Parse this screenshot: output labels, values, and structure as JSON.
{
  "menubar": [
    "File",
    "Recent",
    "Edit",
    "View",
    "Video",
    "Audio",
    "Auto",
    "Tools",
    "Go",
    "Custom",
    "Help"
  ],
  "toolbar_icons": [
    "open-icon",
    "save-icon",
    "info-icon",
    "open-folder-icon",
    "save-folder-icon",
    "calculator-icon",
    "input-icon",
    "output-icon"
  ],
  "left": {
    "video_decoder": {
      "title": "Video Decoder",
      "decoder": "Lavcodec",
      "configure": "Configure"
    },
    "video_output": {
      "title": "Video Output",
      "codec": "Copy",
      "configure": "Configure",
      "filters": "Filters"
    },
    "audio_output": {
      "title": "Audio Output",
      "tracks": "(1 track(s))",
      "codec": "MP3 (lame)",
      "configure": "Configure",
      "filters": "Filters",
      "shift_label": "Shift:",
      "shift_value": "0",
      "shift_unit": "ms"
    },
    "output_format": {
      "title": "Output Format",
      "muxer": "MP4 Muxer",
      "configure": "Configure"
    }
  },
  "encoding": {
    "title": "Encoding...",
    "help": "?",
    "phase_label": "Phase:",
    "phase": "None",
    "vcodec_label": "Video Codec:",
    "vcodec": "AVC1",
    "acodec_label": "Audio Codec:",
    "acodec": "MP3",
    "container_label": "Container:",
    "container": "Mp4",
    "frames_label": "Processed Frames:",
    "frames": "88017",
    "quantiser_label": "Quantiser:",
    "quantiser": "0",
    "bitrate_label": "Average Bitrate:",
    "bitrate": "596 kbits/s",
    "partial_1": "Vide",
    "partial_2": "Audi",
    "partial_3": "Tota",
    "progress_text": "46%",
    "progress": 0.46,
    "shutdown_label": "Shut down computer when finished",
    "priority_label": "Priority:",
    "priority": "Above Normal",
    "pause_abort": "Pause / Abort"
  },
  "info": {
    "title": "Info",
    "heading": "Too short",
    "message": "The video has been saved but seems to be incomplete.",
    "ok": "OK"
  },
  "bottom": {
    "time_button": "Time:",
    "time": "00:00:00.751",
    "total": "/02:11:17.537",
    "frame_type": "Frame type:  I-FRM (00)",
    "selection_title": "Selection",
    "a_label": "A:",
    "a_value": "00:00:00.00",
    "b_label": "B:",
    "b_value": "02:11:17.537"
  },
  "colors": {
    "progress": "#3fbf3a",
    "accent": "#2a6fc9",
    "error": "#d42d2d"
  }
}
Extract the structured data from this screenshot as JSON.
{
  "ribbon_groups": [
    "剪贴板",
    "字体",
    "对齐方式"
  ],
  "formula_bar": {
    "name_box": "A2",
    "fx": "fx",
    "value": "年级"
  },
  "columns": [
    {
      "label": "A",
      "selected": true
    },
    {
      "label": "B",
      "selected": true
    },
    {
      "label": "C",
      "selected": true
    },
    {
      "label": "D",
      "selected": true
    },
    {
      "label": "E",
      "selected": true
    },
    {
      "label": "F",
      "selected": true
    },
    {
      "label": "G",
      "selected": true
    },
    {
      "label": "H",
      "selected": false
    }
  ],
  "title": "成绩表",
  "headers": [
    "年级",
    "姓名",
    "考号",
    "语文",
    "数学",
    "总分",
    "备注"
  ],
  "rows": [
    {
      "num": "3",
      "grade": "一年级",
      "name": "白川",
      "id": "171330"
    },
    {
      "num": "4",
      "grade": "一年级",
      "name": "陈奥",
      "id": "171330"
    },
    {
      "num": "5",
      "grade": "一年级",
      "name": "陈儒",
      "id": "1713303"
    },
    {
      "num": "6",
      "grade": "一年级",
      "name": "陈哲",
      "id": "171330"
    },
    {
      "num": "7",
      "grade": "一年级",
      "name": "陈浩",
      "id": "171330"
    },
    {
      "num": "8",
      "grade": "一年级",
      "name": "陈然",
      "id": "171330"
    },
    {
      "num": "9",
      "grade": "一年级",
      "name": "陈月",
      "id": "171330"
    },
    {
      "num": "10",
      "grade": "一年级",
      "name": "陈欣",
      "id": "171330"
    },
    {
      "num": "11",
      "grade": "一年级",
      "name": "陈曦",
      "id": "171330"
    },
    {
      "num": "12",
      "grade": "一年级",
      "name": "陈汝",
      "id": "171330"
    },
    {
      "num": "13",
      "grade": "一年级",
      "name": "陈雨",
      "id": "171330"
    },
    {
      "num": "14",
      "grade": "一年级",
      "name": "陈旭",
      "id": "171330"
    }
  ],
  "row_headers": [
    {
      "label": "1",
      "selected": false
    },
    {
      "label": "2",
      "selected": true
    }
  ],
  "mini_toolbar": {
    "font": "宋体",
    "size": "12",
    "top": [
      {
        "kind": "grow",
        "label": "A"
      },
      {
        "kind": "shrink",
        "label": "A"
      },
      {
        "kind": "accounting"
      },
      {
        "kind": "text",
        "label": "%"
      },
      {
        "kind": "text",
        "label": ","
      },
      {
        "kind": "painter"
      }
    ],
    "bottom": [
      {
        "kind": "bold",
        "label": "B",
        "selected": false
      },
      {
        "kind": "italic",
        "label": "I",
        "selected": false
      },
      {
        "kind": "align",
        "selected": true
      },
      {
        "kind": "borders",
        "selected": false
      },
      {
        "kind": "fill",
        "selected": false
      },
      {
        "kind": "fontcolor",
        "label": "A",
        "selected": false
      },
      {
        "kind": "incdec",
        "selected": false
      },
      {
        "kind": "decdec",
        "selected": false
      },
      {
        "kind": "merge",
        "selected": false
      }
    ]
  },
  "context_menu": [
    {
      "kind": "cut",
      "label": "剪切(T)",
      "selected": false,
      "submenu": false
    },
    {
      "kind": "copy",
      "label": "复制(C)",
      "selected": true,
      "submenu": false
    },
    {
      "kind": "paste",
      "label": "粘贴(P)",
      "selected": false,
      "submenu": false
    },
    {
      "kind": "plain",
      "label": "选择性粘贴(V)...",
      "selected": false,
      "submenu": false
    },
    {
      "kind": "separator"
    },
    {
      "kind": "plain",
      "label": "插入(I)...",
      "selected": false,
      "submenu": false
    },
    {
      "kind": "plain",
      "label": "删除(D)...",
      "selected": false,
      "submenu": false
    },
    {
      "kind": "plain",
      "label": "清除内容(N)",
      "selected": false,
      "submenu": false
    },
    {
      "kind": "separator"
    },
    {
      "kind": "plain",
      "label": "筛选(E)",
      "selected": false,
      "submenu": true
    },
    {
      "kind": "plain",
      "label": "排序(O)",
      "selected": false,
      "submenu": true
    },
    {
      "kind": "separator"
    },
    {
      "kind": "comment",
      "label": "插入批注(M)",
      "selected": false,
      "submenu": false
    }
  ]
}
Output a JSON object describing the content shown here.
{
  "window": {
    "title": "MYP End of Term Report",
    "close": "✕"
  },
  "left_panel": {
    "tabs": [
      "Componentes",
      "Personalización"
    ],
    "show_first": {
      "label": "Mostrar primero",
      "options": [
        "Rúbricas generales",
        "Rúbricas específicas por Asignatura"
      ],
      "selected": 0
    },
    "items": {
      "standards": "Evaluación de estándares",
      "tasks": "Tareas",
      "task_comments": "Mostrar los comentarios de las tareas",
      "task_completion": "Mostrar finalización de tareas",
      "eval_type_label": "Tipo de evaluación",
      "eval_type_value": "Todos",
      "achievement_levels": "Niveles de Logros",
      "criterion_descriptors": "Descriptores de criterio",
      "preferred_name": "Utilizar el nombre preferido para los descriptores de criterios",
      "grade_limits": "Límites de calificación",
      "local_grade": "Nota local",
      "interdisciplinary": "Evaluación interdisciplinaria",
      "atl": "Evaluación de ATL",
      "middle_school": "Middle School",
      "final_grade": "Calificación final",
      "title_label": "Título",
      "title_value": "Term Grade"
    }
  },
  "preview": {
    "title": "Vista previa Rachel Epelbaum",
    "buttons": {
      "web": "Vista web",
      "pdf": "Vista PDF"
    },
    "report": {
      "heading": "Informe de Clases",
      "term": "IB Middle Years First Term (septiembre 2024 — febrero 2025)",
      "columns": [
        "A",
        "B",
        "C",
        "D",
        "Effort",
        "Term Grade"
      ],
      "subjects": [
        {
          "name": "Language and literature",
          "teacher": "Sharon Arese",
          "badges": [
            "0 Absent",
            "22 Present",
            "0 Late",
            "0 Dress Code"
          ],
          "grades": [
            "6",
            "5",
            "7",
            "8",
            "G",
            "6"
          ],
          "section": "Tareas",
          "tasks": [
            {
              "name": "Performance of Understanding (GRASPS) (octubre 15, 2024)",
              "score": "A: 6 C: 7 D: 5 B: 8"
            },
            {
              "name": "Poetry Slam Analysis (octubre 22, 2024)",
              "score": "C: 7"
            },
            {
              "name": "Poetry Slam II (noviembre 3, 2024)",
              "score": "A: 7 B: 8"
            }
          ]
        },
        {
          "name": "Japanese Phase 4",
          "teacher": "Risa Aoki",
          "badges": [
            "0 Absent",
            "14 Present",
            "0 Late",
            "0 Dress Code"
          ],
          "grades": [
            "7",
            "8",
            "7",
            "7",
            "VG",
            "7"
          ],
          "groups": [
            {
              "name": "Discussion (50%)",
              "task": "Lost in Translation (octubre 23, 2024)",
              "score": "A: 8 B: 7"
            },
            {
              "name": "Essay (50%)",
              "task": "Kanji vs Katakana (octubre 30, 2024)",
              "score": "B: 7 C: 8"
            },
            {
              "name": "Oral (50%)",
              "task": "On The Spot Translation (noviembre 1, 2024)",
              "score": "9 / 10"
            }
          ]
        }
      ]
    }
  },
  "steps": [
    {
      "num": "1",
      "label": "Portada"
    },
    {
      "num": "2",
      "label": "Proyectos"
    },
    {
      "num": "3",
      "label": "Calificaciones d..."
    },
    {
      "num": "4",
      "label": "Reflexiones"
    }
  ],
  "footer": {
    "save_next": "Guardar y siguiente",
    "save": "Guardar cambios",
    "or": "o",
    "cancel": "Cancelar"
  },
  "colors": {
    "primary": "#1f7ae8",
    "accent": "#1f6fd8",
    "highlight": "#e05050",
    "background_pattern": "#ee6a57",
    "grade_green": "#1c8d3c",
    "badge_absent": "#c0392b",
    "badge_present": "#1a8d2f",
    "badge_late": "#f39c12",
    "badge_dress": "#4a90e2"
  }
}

──────

REQUIRED TASK - Every line that holds the word "Middle" should be extracted.

CORRECT OUTPUT -
      "middle_school": "Middle School",
      "term": "IB Middle Years First Term (septiembre 2024 — febrero 2025)",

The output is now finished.